BREVE QUESITO A: In quale data si è tenuta l'udienza pubblica in cui, secondo l'estratto sul Parco di San Giorgio, il ricorso è stato trattenuto in decisione?
BREVE QUESITO B: Trascrivi parola per parola il passo dell'estratto sul Parco di San Giorgio che va da "In tal modo, sarebbe" a "caratteristica di pregio.".

ESTRATTO SCELTO:
In tal modo, sarebbe stato possibile apprezzare in concreto il venir meno delle condizioni di fatto che a suo tempo avevano indotto a dichiarare l’esistenza di una ‘bellezza d’insieme’, ammettendo la riduzione del vincolo in relazione alla porzione di proprietà della società appellante, in quanto ormai priva di qualunque effettiva caratteristica di pregio.

Si è costituito in giudizio il Ministero per i beni e le attività culturali il quale ha concluso nel senso della reiezione del gravame.

All’udienza pubblica del 3 luglio 2012, il ricorso è stato trattenuto in decisione.

 

DIRITTO

1. Giunge alla decisione del Collegio il ricorso in appello proposto da una società attiva nel settore immobiliare avverso la sentenza del T.A.R. della Lombardia con cui è stato respinto il ricorso avverso gli atti con cui la competente Soprintendenza aveva respinto l’istanza volta alla riduzione del vincolo paesaggistico esistente sul complesso denominato Parco di San Giorgio, nel territorio del comune di Casorate Sempione (Va).

DATI FORNITI:
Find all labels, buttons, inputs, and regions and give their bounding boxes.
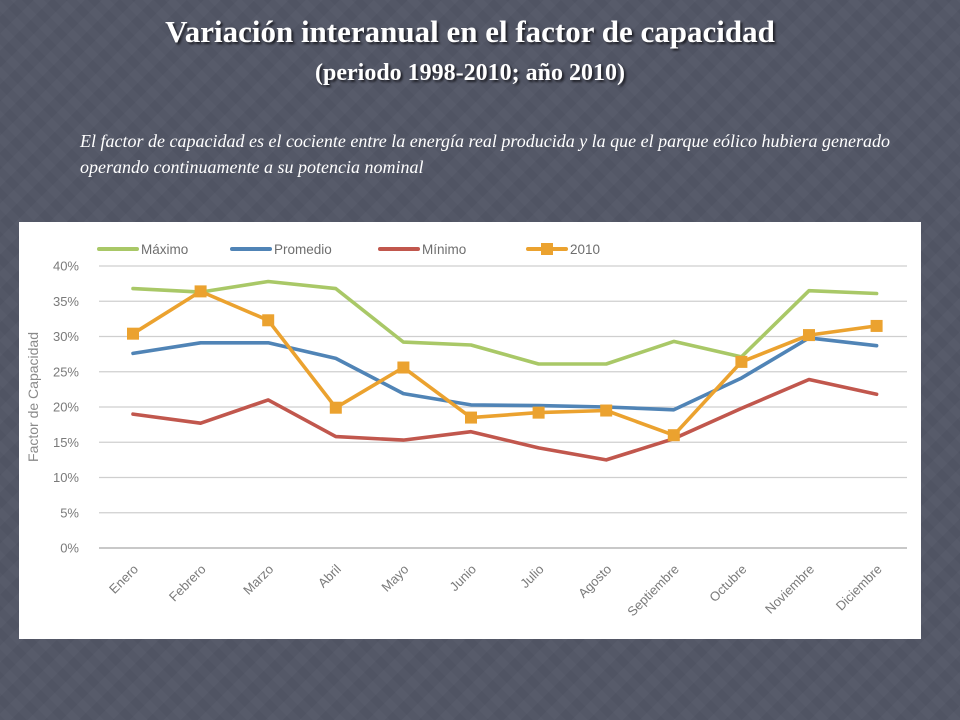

RISPOSTA COMPLETA A: Il 3 luglio 2012.

RISPOSTA COMPLETA B:
In tal modo, sarebbe stato possibile apprezzare in concreto il venir meno delle condizioni di fatto che a suo tempo avevano indotto a dichiarare l’esistenza di una ‘bellezza d’insieme’, ammettendo la riduzione del vincolo in relazione alla porzione di proprietà della società appellante, in quanto ormai priva di qualunque effettiva caratteristica di pregio.